------ Data provided ------
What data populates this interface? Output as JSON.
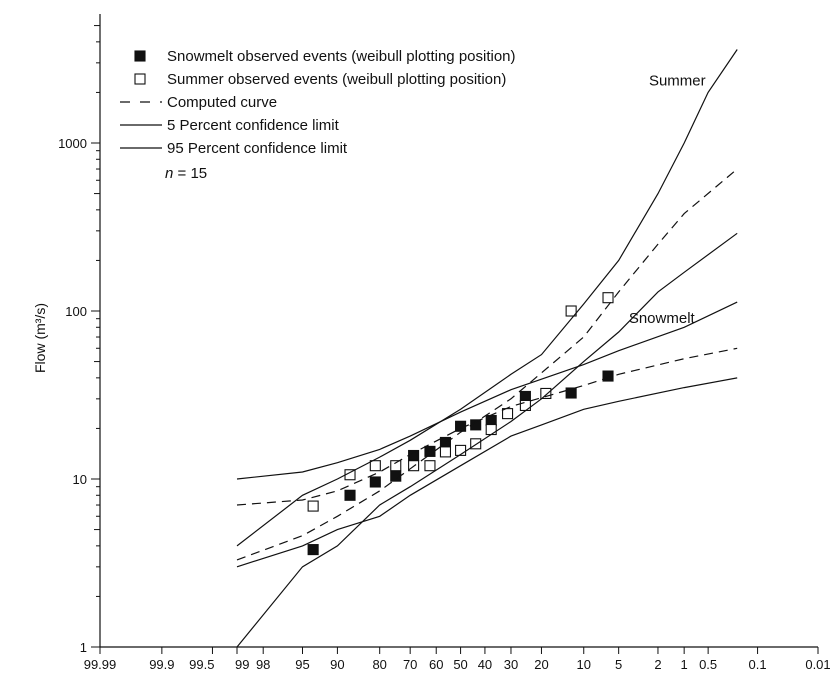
{
  "chart_data": {
    "type": "scatter",
    "title": "",
    "xlabel": "",
    "ylabel": "Flow (m³/s)",
    "y_scale": "log",
    "x_scale": "normal-probability (exceedance %)",
    "ylim": [
      1,
      5000
    ],
    "grid": false,
    "legend_position": "top-left",
    "annotation": "n = 15",
    "annotation_parts": {
      "var": "n",
      "rest": " = 15"
    },
    "y_ticks": [
      {
        "value": 1,
        "label": "1"
      },
      {
        "value": 10,
        "label": "10"
      },
      {
        "value": 100,
        "label": "100"
      },
      {
        "value": 1000,
        "label": "1000"
      }
    ],
    "x_ticks": [
      {
        "value": 99.99,
        "label": "99.99"
      },
      {
        "value": 99.9,
        "label": "99.9"
      },
      {
        "value": 99.5,
        "label": "99.5"
      },
      {
        "value": 99,
        "label": "99"
      },
      {
        "value": 98,
        "label": "98"
      },
      {
        "value": 95,
        "label": "95"
      },
      {
        "value": 90,
        "label": "90"
      },
      {
        "value": 80,
        "label": "80"
      },
      {
        "value": 70,
        "label": "70"
      },
      {
        "value": 60,
        "label": "60"
      },
      {
        "value": 50,
        "label": "50"
      },
      {
        "value": 40,
        "label": "40"
      },
      {
        "value": 30,
        "label": "30"
      },
      {
        "value": 20,
        "label": "20"
      },
      {
        "value": 10,
        "label": "10"
      },
      {
        "value": 5,
        "label": "5"
      },
      {
        "value": 2,
        "label": "2"
      },
      {
        "value": 1,
        "label": "1"
      },
      {
        "value": 0.5,
        "label": "0.5"
      },
      {
        "value": 0.1,
        "label": "0.1"
      },
      {
        "value": 0.01,
        "label": "0.01"
      }
    ],
    "legend": [
      {
        "label": "Snowmelt observed events (weibull plotting position)",
        "symbol": "filled-square"
      },
      {
        "label": "Summer observed events (weibull plotting position)",
        "symbol": "open-square"
      },
      {
        "label": "Computed curve",
        "symbol": "dashed-line"
      },
      {
        "label": "5 Percent confidence limit",
        "symbol": "solid-line"
      },
      {
        "label": "95 Percent confidence limit",
        "symbol": "solid-line"
      }
    ],
    "curve_labels": [
      {
        "text": "Summer",
        "x": 2.5,
        "y": 2200
      },
      {
        "text": "Snowmelt",
        "x": 4.0,
        "y": 85
      }
    ],
    "series": [
      {
        "name": "Snowmelt observed events (weibull plotting position)",
        "style": "filled-square",
        "x": [
          93.75,
          87.5,
          81.25,
          75,
          68.75,
          62.5,
          56.25,
          50,
          43.75,
          37.5,
          25,
          12.5,
          6.25
        ],
        "y": [
          3.8,
          8,
          9.6,
          10.4,
          13.8,
          14.6,
          16.5,
          20.6,
          21,
          22.3,
          31,
          32.5,
          41
        ]
      },
      {
        "name": "Summer observed events (weibull plotting position)",
        "style": "open-square",
        "x": [
          93.75,
          87.5,
          81.25,
          75,
          68.75,
          62.5,
          56.25,
          50,
          43.75,
          37.5,
          31.25,
          25,
          18.75,
          12.5,
          6.25
        ],
        "y": [
          6.9,
          10.6,
          12,
          12,
          12,
          12,
          14.5,
          14.8,
          16.2,
          19.7,
          24.5,
          27.4,
          32.3,
          100,
          120
        ]
      },
      {
        "name": "Snowmelt computed curve",
        "style": "dashed",
        "x": [
          99,
          95,
          90,
          80,
          70,
          50,
          30,
          10,
          5,
          1,
          0.2
        ],
        "y": [
          7,
          7.5,
          8.5,
          11,
          14,
          20,
          27,
          36,
          42,
          52,
          60
        ]
      },
      {
        "name": "Snowmelt 5 percent confidence limit",
        "style": "solid",
        "x": [
          99,
          95,
          90,
          80,
          70,
          50,
          30,
          10,
          5,
          1,
          0.2
        ],
        "y": [
          10,
          11,
          12.5,
          15,
          18,
          25,
          34,
          48,
          58,
          80,
          113
        ]
      },
      {
        "name": "Snowmelt 95 percent confidence limit",
        "style": "solid",
        "x": [
          99,
          95,
          90,
          80,
          70,
          50,
          30,
          20,
          10,
          5,
          1,
          0.2
        ],
        "y": [
          3,
          4,
          5,
          6,
          8,
          12,
          18,
          21,
          26,
          29,
          35,
          40
        ]
      },
      {
        "name": "Summer computed curve",
        "style": "dashed",
        "x": [
          99,
          95,
          90,
          80,
          70,
          50,
          30,
          10,
          5,
          2,
          1,
          0.2
        ],
        "y": [
          3.3,
          4.6,
          6,
          8.5,
          11.5,
          19,
          30,
          70,
          130,
          250,
          380,
          700
        ]
      },
      {
        "name": "Summer 5 percent confidence limit",
        "style": "solid",
        "x": [
          99,
          95,
          90,
          80,
          70,
          50,
          30,
          20,
          10,
          5,
          2,
          1,
          0.5,
          0.2
        ],
        "y": [
          4,
          8,
          10,
          13.5,
          17,
          26,
          42,
          55,
          110,
          200,
          500,
          1000,
          2000,
          3600
        ]
      },
      {
        "name": "Summer 95 percent confidence limit",
        "style": "solid",
        "x": [
          99,
          95,
          90,
          80,
          70,
          50,
          30,
          20,
          10,
          5,
          2,
          1,
          0.2
        ],
        "y": [
          1,
          3,
          4,
          7,
          9,
          14,
          22,
          30,
          50,
          75,
          130,
          170,
          290
        ]
      }
    ]
  }
}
------
● What you should do: Give every record again exactly, apart from the pictures, which stay out.

● Task result:
What data populates this interface? Output as JSON.
{
  "chart_data": {
    "type": "scatter",
    "title": "",
    "xlabel": "",
    "ylabel": "Flow (m³/s)",
    "y_scale": "log",
    "x_scale": "normal-probability (exceedance %)",
    "ylim": [
      1,
      5000
    ],
    "grid": false,
    "legend_position": "top-left",
    "annotation": "n = 15",
    "annotation_parts": {
      "var": "n",
      "rest": " = 15"
    },
    "y_ticks": [
      {
        "value": 1,
        "label": "1"
      },
      {
        "value": 10,
        "label": "10"
      },
      {
        "value": 100,
        "label": "100"
      },
      {
        "value": 1000,
        "label": "1000"
      }
    ],
    "x_ticks": [
      {
        "value": 99.99,
        "label": "99.99"
      },
      {
        "value": 99.9,
        "label": "99.9"
      },
      {
        "value": 99.5,
        "label": "99.5"
      },
      {
        "value": 99,
        "label": "99"
      },
      {
        "value": 98,
        "label": "98"
      },
      {
        "value": 95,
        "label": "95"
      },
      {
        "value": 90,
        "label": "90"
      },
      {
        "value": 80,
        "label": "80"
      },
      {
        "value": 70,
        "label": "70"
      },
      {
        "value": 60,
        "label": "60"
      },
      {
        "value": 50,
        "label": "50"
      },
      {
        "value": 40,
        "label": "40"
      },
      {
        "value": 30,
        "label": "30"
      },
      {
        "value": 20,
        "label": "20"
      },
      {
        "value": 10,
        "label": "10"
      },
      {
        "value": 5,
        "label": "5"
      },
      {
        "value": 2,
        "label": "2"
      },
      {
        "value": 1,
        "label": "1"
      },
      {
        "value": 0.5,
        "label": "0.5"
      },
      {
        "value": 0.1,
        "label": "0.1"
      },
      {
        "value": 0.01,
        "label": "0.01"
      }
    ],
    "legend": [
      {
        "label": "Snowmelt observed events (weibull plotting position)",
        "symbol": "filled-square"
      },
      {
        "label": "Summer observed events (weibull plotting position)",
        "symbol": "open-square"
      },
      {
        "label": "Computed curve",
        "symbol": "dashed-line"
      },
      {
        "label": "5 Percent confidence limit",
        "symbol": "solid-line"
      },
      {
        "label": "95 Percent confidence limit",
        "symbol": "solid-line"
      }
    ],
    "curve_labels": [
      {
        "text": "Summer",
        "x": 2.5,
        "y": 2200
      },
      {
        "text": "Snowmelt",
        "x": 4.0,
        "y": 85
      }
    ],
    "series": [
      {
        "name": "Snowmelt observed events (weibull plotting position)",
        "style": "filled-square",
        "x": [
          93.75,
          87.5,
          81.25,
          75,
          68.75,
          62.5,
          56.25,
          50,
          43.75,
          37.5,
          25,
          12.5,
          6.25
        ],
        "y": [
          3.8,
          8,
          9.6,
          10.4,
          13.8,
          14.6,
          16.5,
          20.6,
          21,
          22.3,
          31,
          32.5,
          41
        ]
      },
      {
        "name": "Summer observed events (weibull plotting position)",
        "style": "open-square",
        "x": [
          93.75,
          87.5,
          81.25,
          75,
          68.75,
          62.5,
          56.25,
          50,
          43.75,
          37.5,
          31.25,
          25,
          18.75,
          12.5,
          6.25
        ],
        "y": [
          6.9,
          10.6,
          12,
          12,
          12,
          12,
          14.5,
          14.8,
          16.2,
          19.7,
          24.5,
          27.4,
          32.3,
          100,
          120
        ]
      },
      {
        "name": "Snowmelt computed curve",
        "style": "dashed",
        "x": [
          99,
          95,
          90,
          80,
          70,
          50,
          30,
          10,
          5,
          1,
          0.2
        ],
        "y": [
          7,
          7.5,
          8.5,
          11,
          14,
          20,
          27,
          36,
          42,
          52,
          60
        ]
      },
      {
        "name": "Snowmelt 5 percent confidence limit",
        "style": "solid",
        "x": [
          99,
          95,
          90,
          80,
          70,
          50,
          30,
          10,
          5,
          1,
          0.2
        ],
        "y": [
          10,
          11,
          12.5,
          15,
          18,
          25,
          34,
          48,
          58,
          80,
          113
        ]
      },
      {
        "name": "Snowmelt 95 percent confidence limit",
        "style": "solid",
        "x": [
          99,
          95,
          90,
          80,
          70,
          50,
          30,
          20,
          10,
          5,
          1,
          0.2
        ],
        "y": [
          3,
          4,
          5,
          6,
          8,
          12,
          18,
          21,
          26,
          29,
          35,
          40
        ]
      },
      {
        "name": "Summer computed curve",
        "style": "dashed",
        "x": [
          99,
          95,
          90,
          80,
          70,
          50,
          30,
          10,
          5,
          2,
          1,
          0.2
        ],
        "y": [
          3.3,
          4.6,
          6,
          8.5,
          11.5,
          19,
          30,
          70,
          130,
          250,
          380,
          700
        ]
      },
      {
        "name": "Summer 5 percent confidence limit",
        "style": "solid",
        "x": [
          99,
          95,
          90,
          80,
          70,
          50,
          30,
          20,
          10,
          5,
          2,
          1,
          0.5,
          0.2
        ],
        "y": [
          4,
          8,
          10,
          13.5,
          17,
          26,
          42,
          55,
          110,
          200,
          500,
          1000,
          2000,
          3600
        ]
      },
      {
        "name": "Summer 95 percent confidence limit",
        "style": "solid",
        "x": [
          99,
          95,
          90,
          80,
          70,
          50,
          30,
          20,
          10,
          5,
          2,
          1,
          0.2
        ],
        "y": [
          1,
          3,
          4,
          7,
          9,
          14,
          22,
          30,
          50,
          75,
          130,
          170,
          290
        ]
      }
    ]
  }
}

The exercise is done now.